**Dataset records**

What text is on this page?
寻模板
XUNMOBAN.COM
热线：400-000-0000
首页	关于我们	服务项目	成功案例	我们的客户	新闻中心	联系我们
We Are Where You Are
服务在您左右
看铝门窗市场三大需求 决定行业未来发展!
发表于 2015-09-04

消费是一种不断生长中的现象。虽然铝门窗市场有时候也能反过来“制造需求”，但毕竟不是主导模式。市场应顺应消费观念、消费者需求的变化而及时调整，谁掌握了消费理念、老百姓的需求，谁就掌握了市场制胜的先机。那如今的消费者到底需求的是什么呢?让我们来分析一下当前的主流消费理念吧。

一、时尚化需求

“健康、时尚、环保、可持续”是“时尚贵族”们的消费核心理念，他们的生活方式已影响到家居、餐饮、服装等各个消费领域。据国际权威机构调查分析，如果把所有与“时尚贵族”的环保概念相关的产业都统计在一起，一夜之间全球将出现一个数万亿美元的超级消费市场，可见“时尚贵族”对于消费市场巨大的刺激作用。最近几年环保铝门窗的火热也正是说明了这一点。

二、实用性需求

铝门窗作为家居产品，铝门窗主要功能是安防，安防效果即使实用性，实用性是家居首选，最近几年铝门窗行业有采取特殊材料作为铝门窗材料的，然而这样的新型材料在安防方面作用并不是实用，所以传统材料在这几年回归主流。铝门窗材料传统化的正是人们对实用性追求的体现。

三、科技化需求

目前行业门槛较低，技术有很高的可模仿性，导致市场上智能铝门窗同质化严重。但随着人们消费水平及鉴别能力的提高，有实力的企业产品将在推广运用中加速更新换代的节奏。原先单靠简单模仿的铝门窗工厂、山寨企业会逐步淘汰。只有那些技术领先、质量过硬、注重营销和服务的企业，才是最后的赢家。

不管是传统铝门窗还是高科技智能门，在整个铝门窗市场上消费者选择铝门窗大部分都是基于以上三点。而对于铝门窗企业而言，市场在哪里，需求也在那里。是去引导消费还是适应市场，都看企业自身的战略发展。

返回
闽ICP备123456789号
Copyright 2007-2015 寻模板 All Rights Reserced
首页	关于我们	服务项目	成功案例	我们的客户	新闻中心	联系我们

**YOUR TASK**
Return what is listed above, exactly and completely.

**OUTPUT**
What text is on this page?
寻模板
XUNMOBAN.COM
热线：400-000-0000
首页	关于我们	服务项目	成功案例	我们的客户	新闻中心	联系我们
We Are Where You Are
服务在您左右
看铝门窗市场三大需求 决定行业未来发展!
发表于 2015-09-04

消费是一种不断生长中的现象。虽然铝门窗市场有时候也能反过来“制造需求”，但毕竟不是主导模式。市场应顺应消费观念、消费者需求的变化而及时调整，谁掌握了消费理念、老百姓的需求，谁就掌握了市场制胜的先机。那如今的消费者到底需求的是什么呢?让我们来分析一下当前的主流消费理念吧。

一、时尚化需求

“健康、时尚、环保、可持续”是“时尚贵族”们的消费核心理念，他们的生活方式已影响到家居、餐饮、服装等各个消费领域。据国际权威机构调查分析，如果把所有与“时尚贵族”的环保概念相关的产业都统计在一起，一夜之间全球将出现一个数万亿美元的超级消费市场，可见“时尚贵族”对于消费市场巨大的刺激作用。最近几年环保铝门窗的火热也正是说明了这一点。

二、实用性需求

铝门窗作为家居产品，铝门窗主要功能是安防，安防效果即使实用性，实用性是家居首选，最近几年铝门窗行业有采取特殊材料作为铝门窗材料的，然而这样的新型材料在安防方面作用并不是实用，所以传统材料在这几年回归主流。铝门窗材料传统化的正是人们对实用性追求的体现。

三、科技化需求

目前行业门槛较低，技术有很高的可模仿性，导致市场上智能铝门窗同质化严重。但随着人们消费水平及鉴别能力的提高，有实力的企业产品将在推广运用中加速更新换代的节奏。原先单靠简单模仿的铝门窗工厂、山寨企业会逐步淘汰。只有那些技术领先、质量过硬、注重营销和服务的企业，才是最后的赢家。

不管是传统铝门窗还是高科技智能门，在整个铝门窗市场上消费者选择铝门窗大部分都是基于以上三点。而对于铝门窗企业而言，市场在哪里，需求也在那里。是去引导消费还是适应市场，都看企业自身的战略发展。

返回
闽ICP备123456789号
Copyright 2007-2015 寻模板 All Rights Reserced
首页	关于我们	服务项目	成功案例	我们的客户	新闻中心	联系我们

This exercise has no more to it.